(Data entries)
☆ ☆ ☆ ☆ ☆
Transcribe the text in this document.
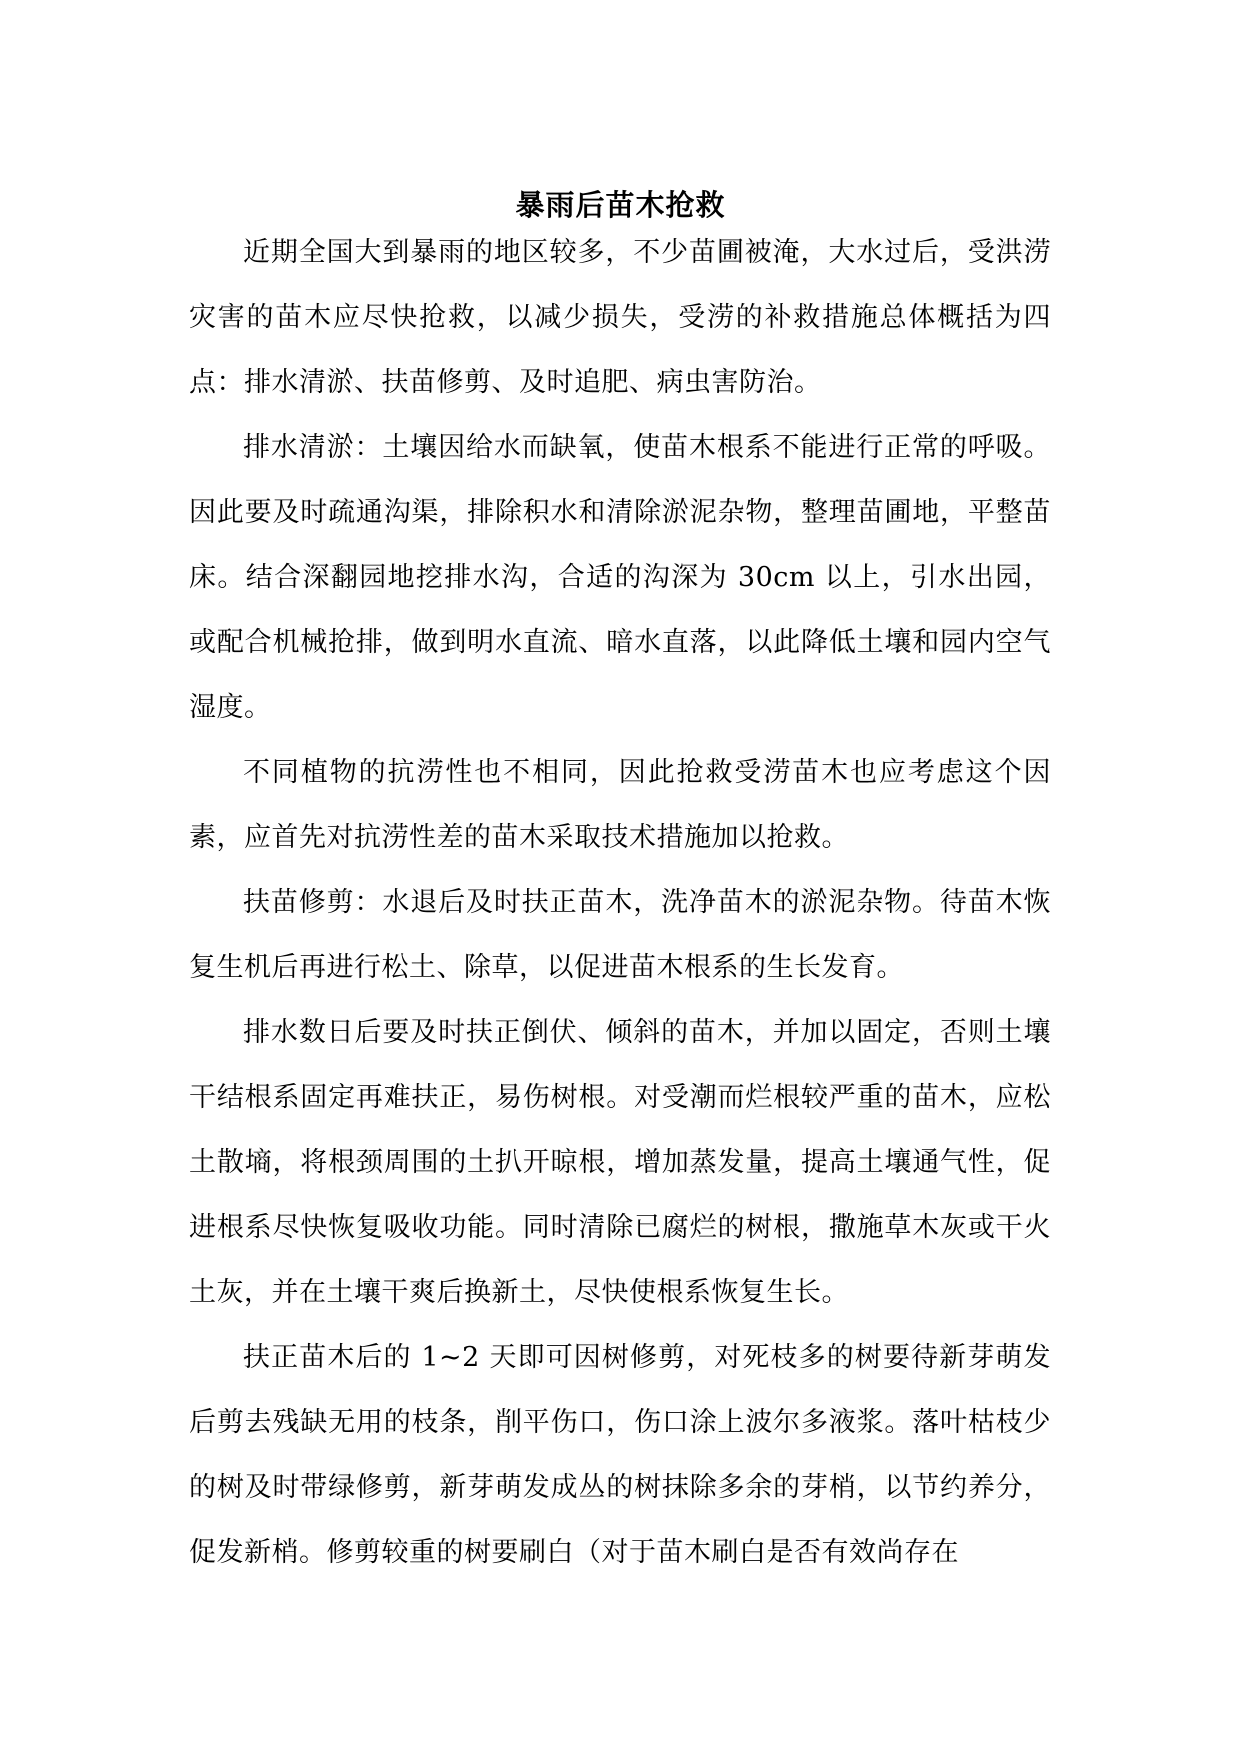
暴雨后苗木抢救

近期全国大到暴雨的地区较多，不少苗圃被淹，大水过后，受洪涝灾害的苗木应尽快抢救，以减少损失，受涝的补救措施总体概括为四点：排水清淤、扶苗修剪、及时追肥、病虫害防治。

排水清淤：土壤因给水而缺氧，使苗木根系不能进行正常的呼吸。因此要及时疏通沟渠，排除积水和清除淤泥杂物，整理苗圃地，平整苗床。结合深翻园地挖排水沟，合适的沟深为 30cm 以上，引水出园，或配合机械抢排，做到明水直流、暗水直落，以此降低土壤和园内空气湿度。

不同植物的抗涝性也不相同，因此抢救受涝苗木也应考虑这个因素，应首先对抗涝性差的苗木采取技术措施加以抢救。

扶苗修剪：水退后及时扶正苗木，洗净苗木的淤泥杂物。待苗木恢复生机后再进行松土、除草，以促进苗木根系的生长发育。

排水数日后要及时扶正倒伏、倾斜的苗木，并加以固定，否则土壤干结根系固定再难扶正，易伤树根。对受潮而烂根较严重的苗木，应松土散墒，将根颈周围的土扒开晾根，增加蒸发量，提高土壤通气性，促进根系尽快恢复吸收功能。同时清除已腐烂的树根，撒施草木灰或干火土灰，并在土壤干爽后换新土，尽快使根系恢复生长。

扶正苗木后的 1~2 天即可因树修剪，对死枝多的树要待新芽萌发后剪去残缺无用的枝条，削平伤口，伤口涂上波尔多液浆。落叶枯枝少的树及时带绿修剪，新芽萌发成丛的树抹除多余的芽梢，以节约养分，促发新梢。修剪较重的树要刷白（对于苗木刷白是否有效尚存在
☆ ☆ ☆ ☆ ☆
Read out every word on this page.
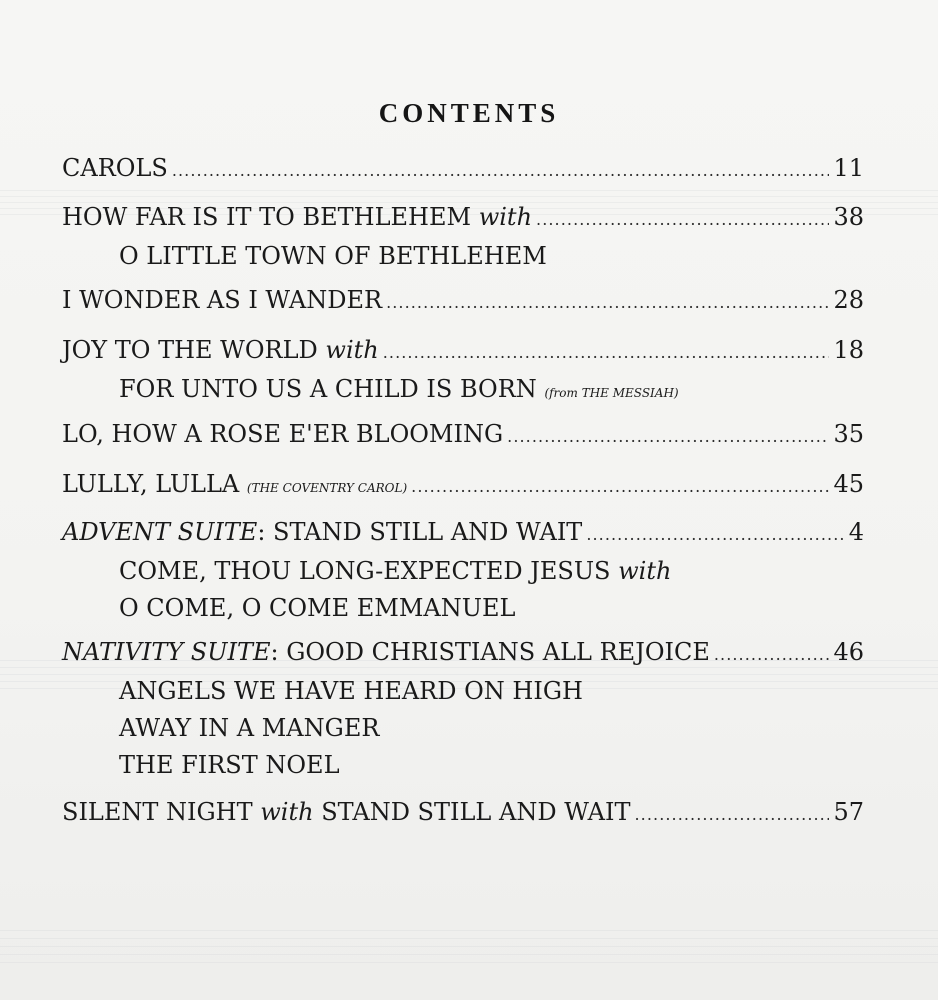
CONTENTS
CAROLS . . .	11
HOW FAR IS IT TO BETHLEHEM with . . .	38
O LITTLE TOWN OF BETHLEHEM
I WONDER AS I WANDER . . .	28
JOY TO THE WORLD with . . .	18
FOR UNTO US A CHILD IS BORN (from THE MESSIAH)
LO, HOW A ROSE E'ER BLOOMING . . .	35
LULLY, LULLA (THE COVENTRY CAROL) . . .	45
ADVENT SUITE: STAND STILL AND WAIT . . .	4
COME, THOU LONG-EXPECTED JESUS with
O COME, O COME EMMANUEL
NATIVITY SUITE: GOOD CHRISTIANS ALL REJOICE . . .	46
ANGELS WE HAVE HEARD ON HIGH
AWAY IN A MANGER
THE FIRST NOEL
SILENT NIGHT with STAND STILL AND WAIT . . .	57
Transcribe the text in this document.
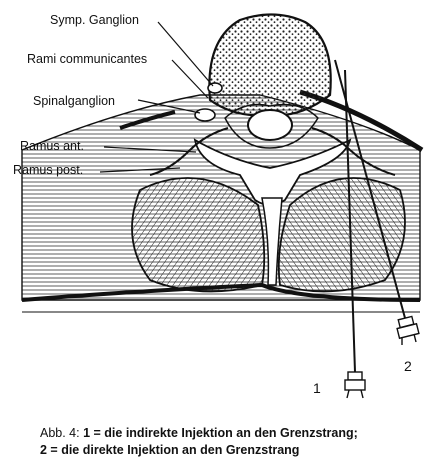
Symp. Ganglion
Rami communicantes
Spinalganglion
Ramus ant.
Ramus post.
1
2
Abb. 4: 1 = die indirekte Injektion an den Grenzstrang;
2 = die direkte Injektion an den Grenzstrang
☆ ☆ ☆ ☆ ☆
Report each line in the data that holds the word "WAIT".

ADVENT SUITE: STAND STILL AND WAIT . . .	4
SILENT NIGHT with STAND STILL AND WAIT . . .	57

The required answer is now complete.